> [Aim] Print all the data, keeping every line exactly as it is.

** START Data in this exercise **

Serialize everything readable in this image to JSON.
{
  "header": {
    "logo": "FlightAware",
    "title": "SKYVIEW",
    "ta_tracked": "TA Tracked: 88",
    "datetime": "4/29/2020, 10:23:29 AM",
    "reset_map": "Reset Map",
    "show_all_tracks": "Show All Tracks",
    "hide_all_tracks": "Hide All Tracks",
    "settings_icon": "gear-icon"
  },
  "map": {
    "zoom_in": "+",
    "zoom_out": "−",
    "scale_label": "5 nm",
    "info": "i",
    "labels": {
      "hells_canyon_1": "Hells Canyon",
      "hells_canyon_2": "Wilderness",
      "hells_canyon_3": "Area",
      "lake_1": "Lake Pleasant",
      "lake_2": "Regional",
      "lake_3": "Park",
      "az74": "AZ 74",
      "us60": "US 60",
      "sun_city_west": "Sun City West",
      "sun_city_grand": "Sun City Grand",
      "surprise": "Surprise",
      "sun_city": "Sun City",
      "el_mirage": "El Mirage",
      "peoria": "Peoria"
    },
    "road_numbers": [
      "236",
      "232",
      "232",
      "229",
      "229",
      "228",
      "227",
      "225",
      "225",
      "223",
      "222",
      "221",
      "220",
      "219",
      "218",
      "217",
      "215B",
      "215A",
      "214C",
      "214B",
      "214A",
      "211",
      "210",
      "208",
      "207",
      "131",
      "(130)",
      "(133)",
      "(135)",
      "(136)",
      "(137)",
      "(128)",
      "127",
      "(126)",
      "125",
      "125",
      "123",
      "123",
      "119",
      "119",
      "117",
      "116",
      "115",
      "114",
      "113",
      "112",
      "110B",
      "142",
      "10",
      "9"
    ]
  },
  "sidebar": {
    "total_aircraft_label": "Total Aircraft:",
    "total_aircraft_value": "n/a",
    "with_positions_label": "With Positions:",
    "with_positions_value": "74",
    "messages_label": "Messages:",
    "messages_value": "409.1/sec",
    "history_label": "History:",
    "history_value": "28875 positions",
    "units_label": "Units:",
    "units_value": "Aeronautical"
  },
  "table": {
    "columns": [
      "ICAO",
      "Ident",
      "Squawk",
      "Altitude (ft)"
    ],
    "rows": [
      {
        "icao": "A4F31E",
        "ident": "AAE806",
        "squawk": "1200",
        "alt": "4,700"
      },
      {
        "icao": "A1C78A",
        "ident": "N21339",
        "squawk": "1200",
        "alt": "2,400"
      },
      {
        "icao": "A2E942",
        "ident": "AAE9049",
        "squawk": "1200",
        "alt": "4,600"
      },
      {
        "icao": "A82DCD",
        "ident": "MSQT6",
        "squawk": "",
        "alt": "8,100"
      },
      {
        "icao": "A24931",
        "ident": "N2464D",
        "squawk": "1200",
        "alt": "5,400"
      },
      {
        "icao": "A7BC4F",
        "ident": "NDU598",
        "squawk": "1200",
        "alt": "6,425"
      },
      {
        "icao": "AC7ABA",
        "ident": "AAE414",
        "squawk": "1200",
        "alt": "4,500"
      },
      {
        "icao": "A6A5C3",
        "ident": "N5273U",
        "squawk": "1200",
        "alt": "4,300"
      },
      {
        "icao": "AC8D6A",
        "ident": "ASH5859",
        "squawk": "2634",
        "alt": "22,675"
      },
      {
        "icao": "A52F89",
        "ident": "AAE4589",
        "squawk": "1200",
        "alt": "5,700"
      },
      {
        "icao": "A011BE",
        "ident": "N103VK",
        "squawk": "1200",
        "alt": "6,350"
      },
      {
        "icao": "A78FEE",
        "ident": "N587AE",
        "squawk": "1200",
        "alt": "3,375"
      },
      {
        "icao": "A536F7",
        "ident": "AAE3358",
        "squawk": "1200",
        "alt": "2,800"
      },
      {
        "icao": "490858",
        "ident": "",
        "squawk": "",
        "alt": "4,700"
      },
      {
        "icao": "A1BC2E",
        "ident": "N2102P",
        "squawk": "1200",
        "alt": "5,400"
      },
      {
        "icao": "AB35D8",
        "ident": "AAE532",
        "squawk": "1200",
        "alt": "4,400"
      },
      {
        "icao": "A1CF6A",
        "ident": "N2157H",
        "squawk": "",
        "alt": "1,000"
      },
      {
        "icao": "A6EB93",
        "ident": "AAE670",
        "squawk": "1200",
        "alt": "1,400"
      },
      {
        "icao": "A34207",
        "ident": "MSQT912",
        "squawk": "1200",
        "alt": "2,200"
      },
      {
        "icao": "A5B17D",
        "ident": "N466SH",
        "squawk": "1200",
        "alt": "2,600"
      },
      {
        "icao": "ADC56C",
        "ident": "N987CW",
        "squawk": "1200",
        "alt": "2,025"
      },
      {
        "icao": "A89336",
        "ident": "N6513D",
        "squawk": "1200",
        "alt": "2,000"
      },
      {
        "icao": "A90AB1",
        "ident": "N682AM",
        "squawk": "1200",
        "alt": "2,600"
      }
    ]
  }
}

** END Data in this exercise **

> [Solution]
Serialize everything readable in this image to JSON.
{
  "header": {
    "logo": "FlightAware",
    "title": "SKYVIEW",
    "ta_tracked": "TA Tracked: 88",
    "datetime": "4/29/2020, 10:23:29 AM",
    "reset_map": "Reset Map",
    "show_all_tracks": "Show All Tracks",
    "hide_all_tracks": "Hide All Tracks",
    "settings_icon": "gear-icon"
  },
  "map": {
    "zoom_in": "+",
    "zoom_out": "−",
    "scale_label": "5 nm",
    "info": "i",
    "labels": {
      "hells_canyon_1": "Hells Canyon",
      "hells_canyon_2": "Wilderness",
      "hells_canyon_3": "Area",
      "lake_1": "Lake Pleasant",
      "lake_2": "Regional",
      "lake_3": "Park",
      "az74": "AZ 74",
      "us60": "US 60",
      "sun_city_west": "Sun City West",
      "sun_city_grand": "Sun City Grand",
      "surprise": "Surprise",
      "sun_city": "Sun City",
      "el_mirage": "El Mirage",
      "peoria": "Peoria"
    },
    "road_numbers": [
      "236",
      "232",
      "232",
      "229",
      "229",
      "228",
      "227",
      "225",
      "225",
      "223",
      "222",
      "221",
      "220",
      "219",
      "218",
      "217",
      "215B",
      "215A",
      "214C",
      "214B",
      "214A",
      "211",
      "210",
      "208",
      "207",
      "131",
      "(130)",
      "(133)",
      "(135)",
      "(136)",
      "(137)",
      "(128)",
      "127",
      "(126)",
      "125",
      "125",
      "123",
      "123",
      "119",
      "119",
      "117",
      "116",
      "115",
      "114",
      "113",
      "112",
      "110B",
      "142",
      "10",
      "9"
    ]
  },
  "sidebar": {
    "total_aircraft_label": "Total Aircraft:",
    "total_aircraft_value": "n/a",
    "with_positions_label": "With Positions:",
    "with_positions_value": "74",
    "messages_label": "Messages:",
    "messages_value": "409.1/sec",
    "history_label": "History:",
    "history_value": "28875 positions",
    "units_label": "Units:",
    "units_value": "Aeronautical"
  },
  "table": {
    "columns": [
      "ICAO",
      "Ident",
      "Squawk",
      "Altitude (ft)"
    ],
    "rows": [
      {
        "icao": "A4F31E",
        "ident": "AAE806",
        "squawk": "1200",
        "alt": "4,700"
      },
      {
        "icao": "A1C78A",
        "ident": "N21339",
        "squawk": "1200",
        "alt": "2,400"
      },
      {
        "icao": "A2E942",
        "ident": "AAE9049",
        "squawk": "1200",
        "alt": "4,600"
      },
      {
        "icao": "A82DCD",
        "ident": "MSQT6",
        "squawk": "",
        "alt": "8,100"
      },
      {
        "icao": "A24931",
        "ident": "N2464D",
        "squawk": "1200",
        "alt": "5,400"
      },
      {
        "icao": "A7BC4F",
        "ident": "NDU598",
        "squawk": "1200",
        "alt": "6,425"
      },
      {
        "icao": "AC7ABA",
        "ident": "AAE414",
        "squawk": "1200",
        "alt": "4,500"
      },
      {
        "icao": "A6A5C3",
        "ident": "N5273U",
        "squawk": "1200",
        "alt": "4,300"
      },
      {
        "icao": "AC8D6A",
        "ident": "ASH5859",
        "squawk": "2634",
        "alt": "22,675"
      },
      {
        "icao": "A52F89",
        "ident": "AAE4589",
        "squawk": "1200",
        "alt": "5,700"
      },
      {
        "icao": "A011BE",
        "ident": "N103VK",
        "squawk": "1200",
        "alt": "6,350"
      },
      {
        "icao": "A78FEE",
        "ident": "N587AE",
        "squawk": "1200",
        "alt": "3,375"
      },
      {
        "icao": "A536F7",
        "ident": "AAE3358",
        "squawk": "1200",
        "alt": "2,800"
      },
      {
        "icao": "490858",
        "ident": "",
        "squawk": "",
        "alt": "4,700"
      },
      {
        "icao": "A1BC2E",
        "ident": "N2102P",
        "squawk": "1200",
        "alt": "5,400"
      },
      {
        "icao": "AB35D8",
        "ident": "AAE532",
        "squawk": "1200",
        "alt": "4,400"
      },
      {
        "icao": "A1CF6A",
        "ident": "N2157H",
        "squawk": "",
        "alt": "1,000"
      },
      {
        "icao": "A6EB93",
        "ident": "AAE670",
        "squawk": "1200",
        "alt": "1,400"
      },
      {
        "icao": "A34207",
        "ident": "MSQT912",
        "squawk": "1200",
        "alt": "2,200"
      },
      {
        "icao": "A5B17D",
        "ident": "N466SH",
        "squawk": "1200",
        "alt": "2,600"
      },
      {
        "icao": "ADC56C",
        "ident": "N987CW",
        "squawk": "1200",
        "alt": "2,025"
      },
      {
        "icao": "A89336",
        "ident": "N6513D",
        "squawk": "1200",
        "alt": "2,000"
      },
      {
        "icao": "A90AB1",
        "ident": "N682AM",
        "squawk": "1200",
        "alt": "2,600"
      }
    ]
  }
}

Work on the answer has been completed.